Collected data
• • • •

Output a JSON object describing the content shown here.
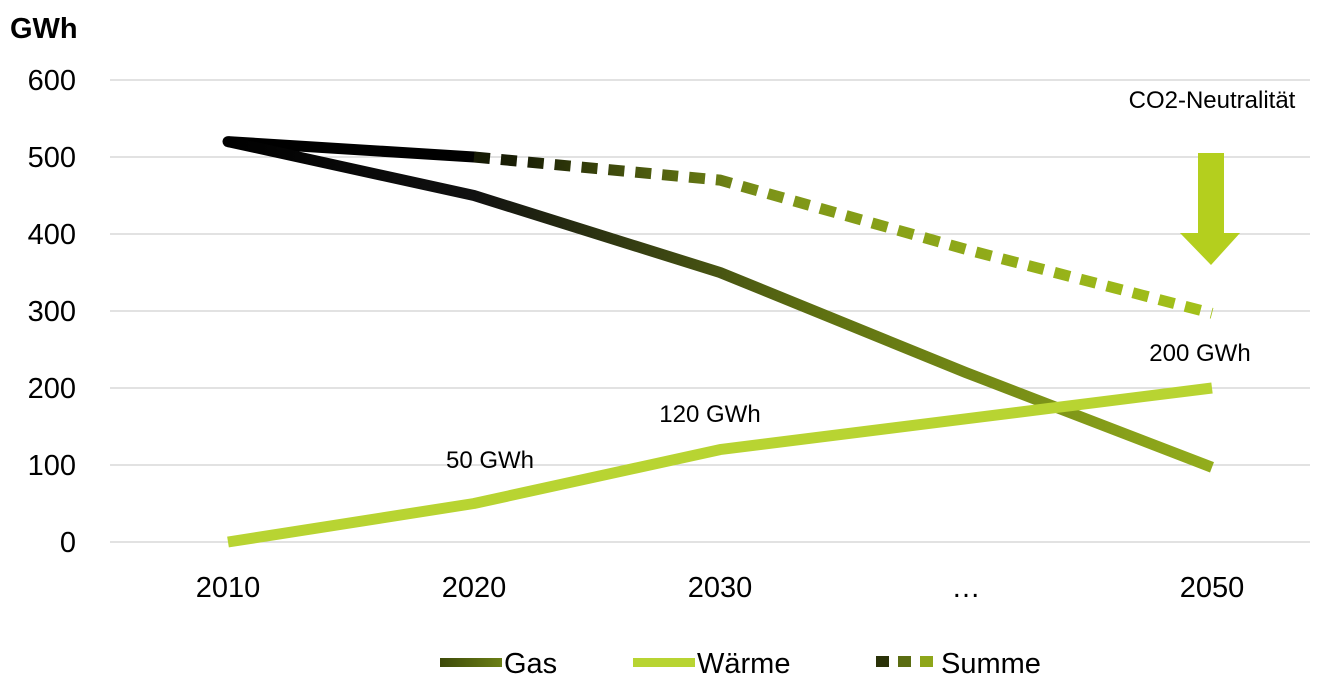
{
  "chart_data": {
    "type": "line",
    "unit_label": "GWh",
    "categories": [
      "2010",
      "2020",
      "2030",
      "…",
      "2050"
    ],
    "ylim": [
      0,
      600
    ],
    "yticks": [
      "0",
      "100",
      "200",
      "300",
      "400",
      "500",
      "600"
    ],
    "grid": true,
    "legend_placement": "bottom",
    "series": [
      {
        "name": "Gas",
        "values": [
          520,
          450,
          350,
          220,
          97
        ],
        "color_start": "#000000",
        "color_end": "#8aa31a",
        "style": "solid"
      },
      {
        "name": "Wärme",
        "values": [
          0,
          50,
          120,
          160,
          200
        ],
        "color": "#b8d432",
        "style": "solid"
      },
      {
        "name": "Summe",
        "values": [
          520,
          500,
          470,
          380,
          297
        ],
        "color_start": "#000000",
        "color_end": "#a6c41a",
        "style": "dashed-from-2020"
      }
    ],
    "annotations": [
      {
        "text": "50 GWh",
        "category": "2020",
        "value": 50
      },
      {
        "text": "120 GWh",
        "category": "2030",
        "value": 120
      },
      {
        "text": "200 GWh",
        "category": "2050",
        "value": 200
      },
      {
        "text": "CO2-Neutralität",
        "category": "2050",
        "value": 600,
        "with_arrow": true
      }
    ],
    "arrow_color": "#b4cf1e"
  }
}
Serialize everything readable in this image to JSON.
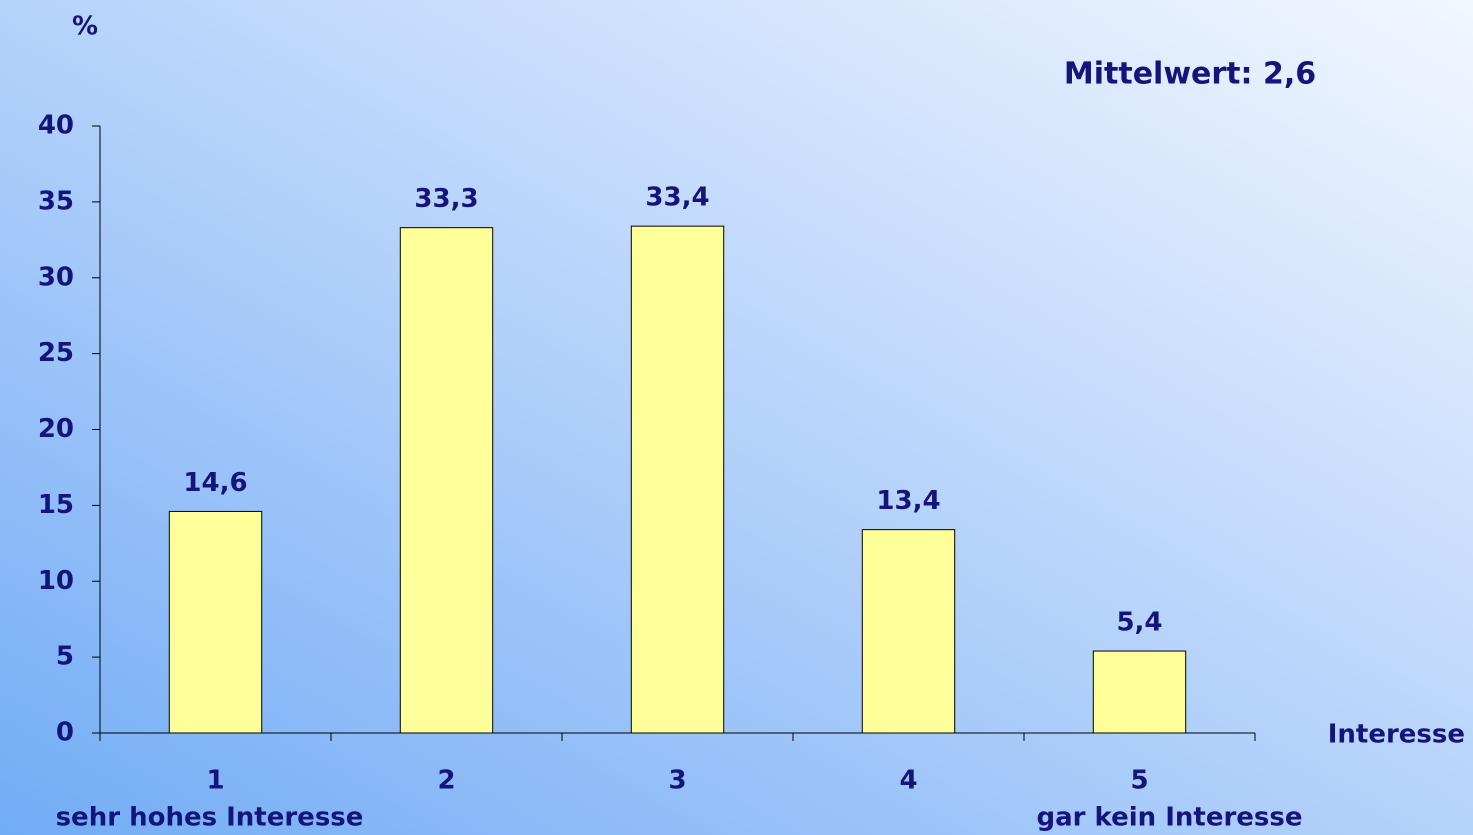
{
  "chart_data": {
    "type": "bar",
    "y_label": "%",
    "x_label": "Interesse",
    "annotation": "Mittelwert: 2,6",
    "categories": [
      "1",
      "2",
      "3",
      "4",
      "5"
    ],
    "category_notes": [
      "sehr hohes Interesse",
      null,
      null,
      null,
      "gar kein Interesse"
    ],
    "values": [
      14.6,
      33.3,
      33.4,
      13.4,
      5.4
    ],
    "value_labels": [
      "14,6",
      "33,3",
      "33,4",
      "13,4",
      "5,4"
    ],
    "color": "#ffff99",
    "ylim": [
      0,
      40
    ],
    "yticks": [
      0,
      5,
      10,
      15,
      20,
      25,
      30,
      35,
      40
    ],
    "grid": false
  }
}
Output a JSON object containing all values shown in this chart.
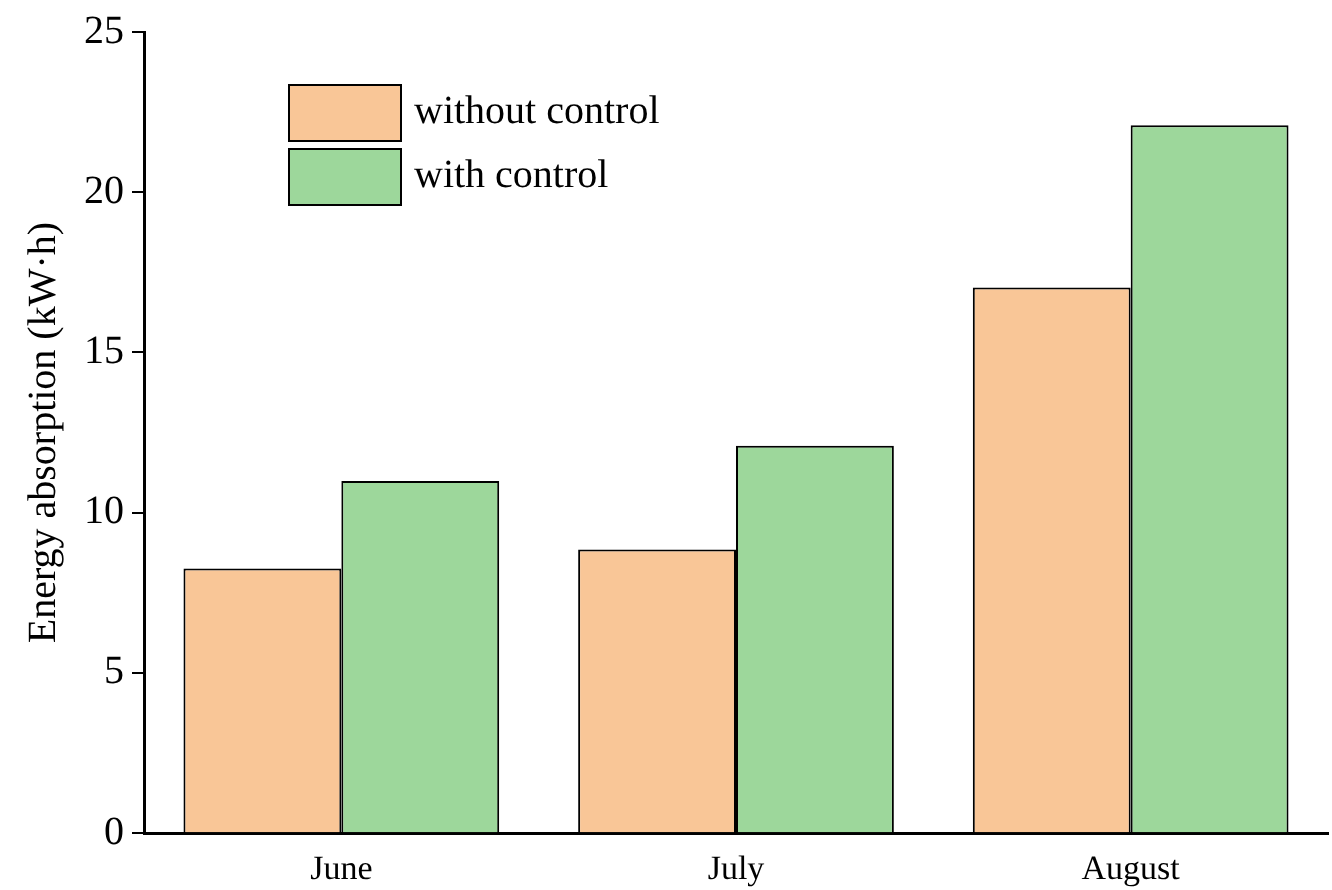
{
  "chart_data": {
    "type": "bar",
    "ylabel": "Energy absorption (kW·h)",
    "categories": [
      "June",
      "July",
      "August"
    ],
    "series": [
      {
        "name": "without control",
        "color": "#f9c697",
        "values": [
          8.26,
          8.85,
          17.03
        ]
      },
      {
        "name": "with control",
        "color": "#9dd79b",
        "values": [
          10.99,
          12.09,
          22.09
        ]
      }
    ],
    "ylim": [
      0,
      25
    ],
    "yticks": [
      0,
      5,
      10,
      15,
      20,
      25
    ],
    "grid": false,
    "legend": "top left"
  }
}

• • • •

Work required = Return all of the data exactly as written, and drop the pictures.

Response to this task =
Output a JSON object describing the content shown here.
{
  "chart_data": {
    "type": "line",
    "unit_label": "GWh",
    "categories": [
      "2010",
      "2020",
      "2030",
      "…",
      "2050"
    ],
    "ylim": [
      0,
      600
    ],
    "yticks": [
      "0",
      "100",
      "200",
      "300",
      "400",
      "500",
      "600"
    ],
    "grid": true,
    "legend_placement": "bottom",
    "series": [
      {
        "name": "Gas",
        "values": [
          520,
          450,
          350,
          220,
          97
        ],
        "color_start": "#000000",
        "color_end": "#8aa31a",
        "style": "solid"
      },
      {
        "name": "Wärme",
        "values": [
          0,
          50,
          120,
          160,
          200
        ],
        "color": "#b8d432",
        "style": "solid"
      },
      {
        "name": "Summe",
        "values": [
          520,
          500,
          470,
          380,
          297
        ],
        "color_start": "#000000",
        "color_end": "#a6c41a",
        "style": "dashed-from-2020"
      }
    ],
    "annotations": [
      {
        "text": "50 GWh",
        "category": "2020",
        "value": 50
      },
      {
        "text": "120 GWh",
        "category": "2030",
        "value": 120
      },
      {
        "text": "200 GWh",
        "category": "2050",
        "value": 200
      },
      {
        "text": "CO2-Neutralität",
        "category": "2050",
        "value": 600,
        "with_arrow": true
      }
    ],
    "arrow_color": "#b4cf1e"
  }
}
Serialize everything readable in this image to JSON.
{
  "chart_data": {
    "type": "bar",
    "y_label": "%",
    "x_label": "Interesse",
    "annotation": "Mittelwert: 2,6",
    "categories": [
      "1",
      "2",
      "3",
      "4",
      "5"
    ],
    "category_notes": [
      "sehr hohes Interesse",
      null,
      null,
      null,
      "gar kein Interesse"
    ],
    "values": [
      14.6,
      33.3,
      33.4,
      13.4,
      5.4
    ],
    "value_labels": [
      "14,6",
      "33,3",
      "33,4",
      "13,4",
      "5,4"
    ],
    "color": "#ffff99",
    "ylim": [
      0,
      40
    ],
    "yticks": [
      0,
      5,
      10,
      15,
      20,
      25,
      30,
      35,
      40
    ],
    "grid": false
  }
}
Output a JSON object containing all values shown in this chart.
{
  "chart_data": {
    "type": "bar",
    "ylabel": "Energy absorption (kW·h)",
    "categories": [
      "June",
      "July",
      "August"
    ],
    "series": [
      {
        "name": "without control",
        "color": "#f9c697",
        "values": [
          8.26,
          8.85,
          17.03
        ]
      },
      {
        "name": "with control",
        "color": "#9dd79b",
        "values": [
          10.99,
          12.09,
          22.09
        ]
      }
    ],
    "ylim": [
      0,
      25
    ],
    "yticks": [
      0,
      5,
      10,
      15,
      20,
      25
    ],
    "grid": false,
    "legend": "top left"
  }
}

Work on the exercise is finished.